# TASK DETAILS:
Quote all of the data that follows exactly as written, skipping the images.

# RECORDS PROVIDED:

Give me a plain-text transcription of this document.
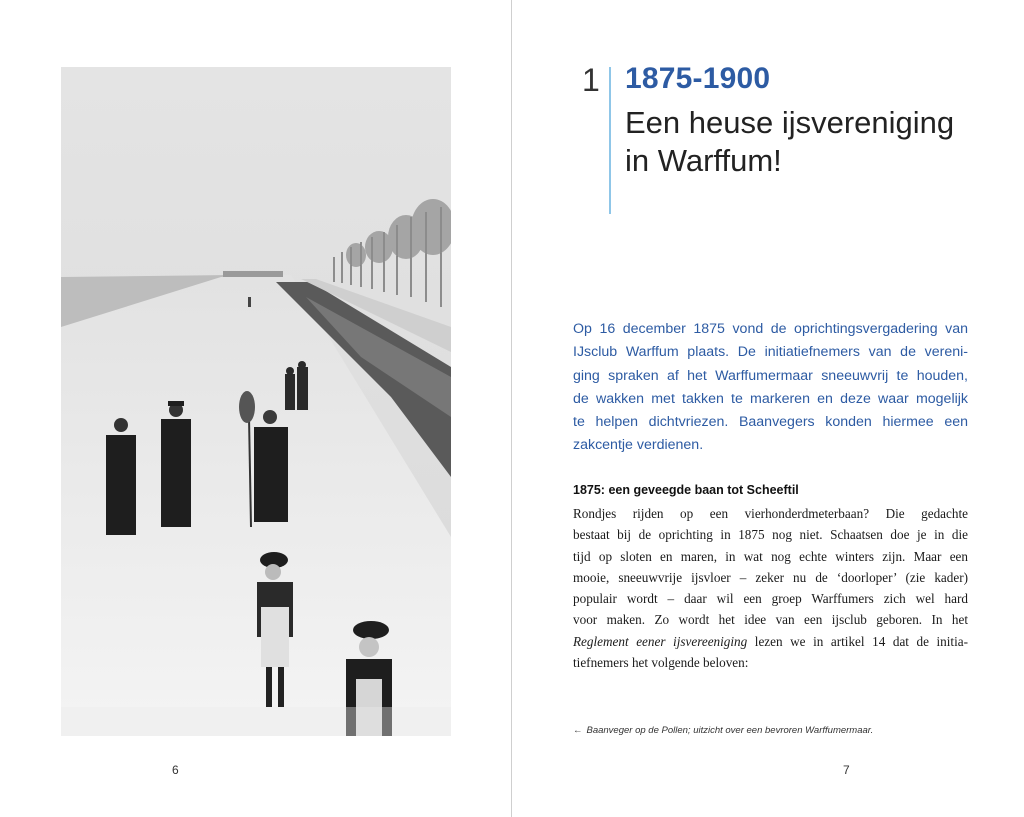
6
1 1875-1900
Een heuse ijsvereniging
in Warffum!
Op 16 december 1875 vond de oprichtingsvergadering van
IJsclub Warffum plaats. De initiatiefnemers van de vereni-
ging spraken af het Warffumermaar sneeuwvrij te houden,
de wakken met takken te markeren en deze waar mogelijk
te helpen dichtvriezen. Baanvegers konden hiermee een
zakcentje verdienen.
1875: een geveegde baan tot Scheeftil
Rondjes rijden op een vierhonderdmeterbaan? Die gedachte
bestaat bij de oprichting in 1875 nog niet. Schaatsen doe je in die
tijd op sloten en maren, in wat nog echte winters zijn. Maar een
mooie, sneeuwvrije ijsvloer – zeker nu de ‘doorloper’ (zie kader)
populair wordt – daar wil een groep Warffumers zich wel hard
voor maken. Zo wordt het idee van een ijsclub geboren. In het
Reglement eener ijsvereeniging lezen we in artikel 14 dat de initia-
tiefnemers het volgende beloven:
← Baanveger op de Pollen; uitzicht over een bevroren Warffumermaar.
7
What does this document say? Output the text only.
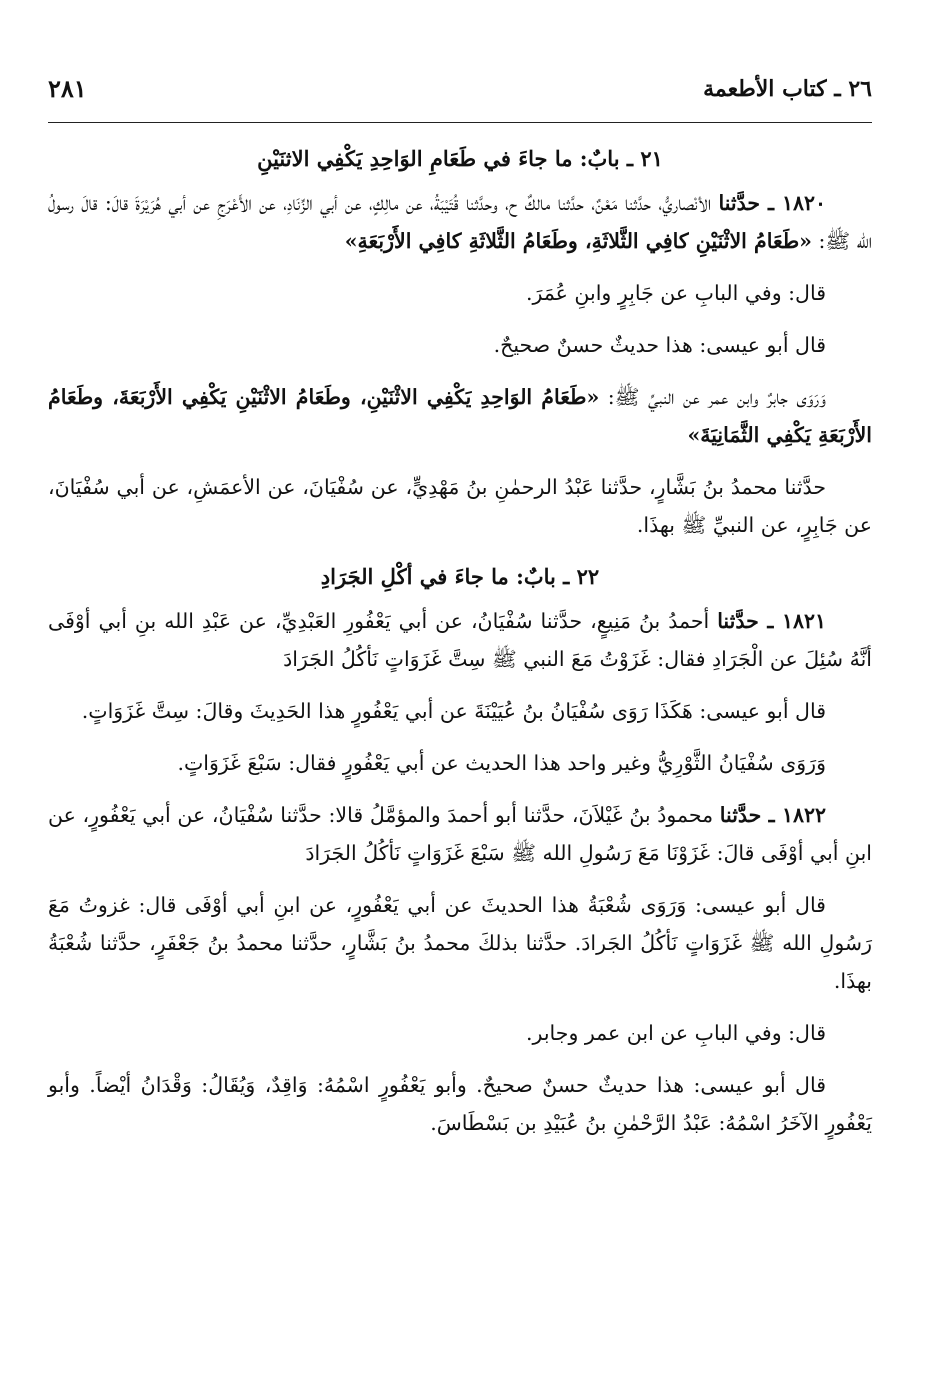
٢٦ ـ كتاب الأطعمة
٢٨١
٢١ ـ بابٌ: ما جاءَ في طَعَامِ الوَاحِدِ يَكْفِي الاثنَيْنِ

١٨٢٠ ـ حدَّثنا الأنْصاريُّ، حدَّثنا مَعْنٌ، حدَّثنا مالكٌ ح، وحدَّثنا قُتَيْبَةُ، عن مالِكٍ، عن أبي الزِّنَادِ، عن الأَعْرَجِ عن أبي هُرَيْرَةَ قالَ: قالَ رسولُ الله ﷺ: «طَعَامُ الاثْنَيْنِ كافِي الثَّلاثَةِ، وطَعَامُ الثَّلاثَةِ كافِي الأَرْبَعَةِ»

قال: وفي البابِ عن جَابِرٍ وابنِ عُمَرَ.

قال أبو عيسى: هذا حديثٌ حسنٌ صحيحٌ.

وَرَوَى جابرٌ وابن عمر عن النبيِّ ﷺ: «طَعَامُ الوَاحِدِ يَكْفِي الاثْنَيْنِ، وطَعَامُ الاثْنَيْنِ يَكْفِي الأَرْبَعَةَ، وطَعَامُ الأَرْبَعَةِ يَكْفِي الثَّمَانِيَةَ»

حدَّثنا محمدُ بنُ بَشَّارٍ، حدَّثنا عَبْدُ الرحمٰنِ بنُ مَهْدِيٍّ، عن سُفْيَانَ، عن الأعمَشِ، عن أبي سُفْيَانَ، عن جَابِرٍ، عن النبيِّ ﷺ بهذَا.

٢٢ ـ بابٌ: ما جاءَ في أكْلِ الجَرَادِ

١٨٢١ ـ حدَّثنا أحمدُ بنُ مَنِيعٍ، حدَّثنا سُفْيَانُ، عن أبي يَعْفُورِ العَبْدِيِّ، عن عَبْدِ الله بنِ أبي أوْفَى أنَّهُ سُئِلَ عن الْجَرَادِ فقال: غَزَوْتُ مَعَ النبي ﷺ سِتَّ غَزَوَاتٍ نَأكُلُ الجَرَادَ

قال أبو عيسى: هَكَذَا رَوَى سُفْيَانُ بنُ عُيَيْنَةَ عن أبي يَعْفُورٍ هذا الحَدِيثَ وقالَ: سِتَّ غَزَوَاتٍ.

وَرَوَى سُفْيَانُ الثَّوْرِيُّ وغير واحد هذا الحديث عن أبي يَعْفُورٍ فقال: سَبْعَ غَزَوَاتٍ.

١٨٢٢ ـ حدَّثنا محمودُ بنُ غَيْلاَنَ، حدَّثنا أبو أحمدَ والمؤمَّلُ قالا: حدَّثنا سُفْيَانُ، عن أبي يَعْفُورٍ، عن ابنِ أبي أوْفَى قالَ: غَزَوْنَا مَعَ رَسُولِ الله ﷺ سَبْعَ غَزَوَاتٍ نَأكُلُ الجَرَادَ

قال أبو عيسى: وَرَوَى شُعْبَةُ هذا الحديثَ عن أبي يَعْفُورٍ، عن ابنِ أبي أوْفَى قال: غزوتُ مَعَ رَسُولِ الله ﷺ غَزَوَاتٍ نَأكُلُ الجَرادَ. حدَّثنا بذلكَ محمدُ بنُ بَشَّارٍ، حدَّثنا محمدُ بنُ جَعْفَرٍ، حدَّثنا شُعْبَةُ بهذَا.

قال: وفي البابِ عن ابن عمر وجابر.

قال أبو عيسى: هذا حديثٌ حسنٌ صحيحٌ. وأبو يَعْفُورٍ اسْمُهُ: وَاقِدٌ، وَيُقَالُ: وَقْدَانُ أيْضاً. وأبو يَعْفُورٍ الآخَرُ اسْمُهُ: عَبْدُ الرَّحْمٰنِ بنُ عُبَيْدِ بن بَسْطَاسَ.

# REPLY TO THE EXERCISE:
Give me a plain-text transcription of this document.
6
1 1875-1900
Een heuse ijsvereniging
in Warffum!
Op 16 december 1875 vond de oprichtingsvergadering van
IJsclub Warffum plaats. De initiatiefnemers van de vereni-
ging spraken af het Warffumermaar sneeuwvrij te houden,
de wakken met takken te markeren en deze waar mogelijk
te helpen dichtvriezen. Baanvegers konden hiermee een
zakcentje verdienen.
1875: een geveegde baan tot Scheeftil
Rondjes rijden op een vierhonderdmeterbaan? Die gedachte
bestaat bij de oprichting in 1875 nog niet. Schaatsen doe je in die
tijd op sloten en maren, in wat nog echte winters zijn. Maar een
mooie, sneeuwvrije ijsvloer – zeker nu de ‘doorloper’ (zie kader)
populair wordt – daar wil een groep Warffumers zich wel hard
voor maken. Zo wordt het idee van een ijsclub geboren. In het
Reglement eener ijsvereeniging lezen we in artikel 14 dat de initia-
tiefnemers het volgende beloven:
← Baanveger op de Pollen; uitzicht over een bevroren Warffumermaar.
7
What does this document say? Output the text only.
٢٦ ـ كتاب الأطعمة
٢٨١
٢١ ـ بابٌ: ما جاءَ في طَعَامِ الوَاحِدِ يَكْفِي الاثنَيْنِ

١٨٢٠ ـ حدَّثنا الأنْصاريُّ، حدَّثنا مَعْنٌ، حدَّثنا مالكٌ ح، وحدَّثنا قُتَيْبَةُ، عن مالِكٍ، عن أبي الزِّنَادِ، عن الأَعْرَجِ عن أبي هُرَيْرَةَ قالَ: قالَ رسولُ الله ﷺ: «طَعَامُ الاثْنَيْنِ كافِي الثَّلاثَةِ، وطَعَامُ الثَّلاثَةِ كافِي الأَرْبَعَةِ»

قال: وفي البابِ عن جَابِرٍ وابنِ عُمَرَ.

قال أبو عيسى: هذا حديثٌ حسنٌ صحيحٌ.

وَرَوَى جابرٌ وابن عمر عن النبيِّ ﷺ: «طَعَامُ الوَاحِدِ يَكْفِي الاثْنَيْنِ، وطَعَامُ الاثْنَيْنِ يَكْفِي الأَرْبَعَةَ، وطَعَامُ الأَرْبَعَةِ يَكْفِي الثَّمَانِيَةَ»

حدَّثنا محمدُ بنُ بَشَّارٍ، حدَّثنا عَبْدُ الرحمٰنِ بنُ مَهْدِيٍّ، عن سُفْيَانَ، عن الأعمَشِ، عن أبي سُفْيَانَ، عن جَابِرٍ، عن النبيِّ ﷺ بهذَا.

٢٢ ـ بابٌ: ما جاءَ في أكْلِ الجَرَادِ

١٨٢١ ـ حدَّثنا أحمدُ بنُ مَنِيعٍ، حدَّثنا سُفْيَانُ، عن أبي يَعْفُورِ العَبْدِيِّ، عن عَبْدِ الله بنِ أبي أوْفَى أنَّهُ سُئِلَ عن الْجَرَادِ فقال: غَزَوْتُ مَعَ النبي ﷺ سِتَّ غَزَوَاتٍ نَأكُلُ الجَرَادَ

قال أبو عيسى: هَكَذَا رَوَى سُفْيَانُ بنُ عُيَيْنَةَ عن أبي يَعْفُورٍ هذا الحَدِيثَ وقالَ: سِتَّ غَزَوَاتٍ.

وَرَوَى سُفْيَانُ الثَّوْرِيُّ وغير واحد هذا الحديث عن أبي يَعْفُورٍ فقال: سَبْعَ غَزَوَاتٍ.

١٨٢٢ ـ حدَّثنا محمودُ بنُ غَيْلاَنَ، حدَّثنا أبو أحمدَ والمؤمَّلُ قالا: حدَّثنا سُفْيَانُ، عن أبي يَعْفُورٍ، عن ابنِ أبي أوْفَى قالَ: غَزَوْنَا مَعَ رَسُولِ الله ﷺ سَبْعَ غَزَوَاتٍ نَأكُلُ الجَرَادَ

قال أبو عيسى: وَرَوَى شُعْبَةُ هذا الحديثَ عن أبي يَعْفُورٍ، عن ابنِ أبي أوْفَى قال: غزوتُ مَعَ رَسُولِ الله ﷺ غَزَوَاتٍ نَأكُلُ الجَرادَ. حدَّثنا بذلكَ محمدُ بنُ بَشَّارٍ، حدَّثنا محمدُ بنُ جَعْفَرٍ، حدَّثنا شُعْبَةُ بهذَا.

قال: وفي البابِ عن ابن عمر وجابر.

قال أبو عيسى: هذا حديثٌ حسنٌ صحيحٌ. وأبو يَعْفُورٍ اسْمُهُ: وَاقِدٌ، وَيُقَالُ: وَقْدَانُ أيْضاً. وأبو يَعْفُورٍ الآخَرُ اسْمُهُ: عَبْدُ الرَّحْمٰنِ بنُ عُبَيْدِ بن بَسْطَاسَ.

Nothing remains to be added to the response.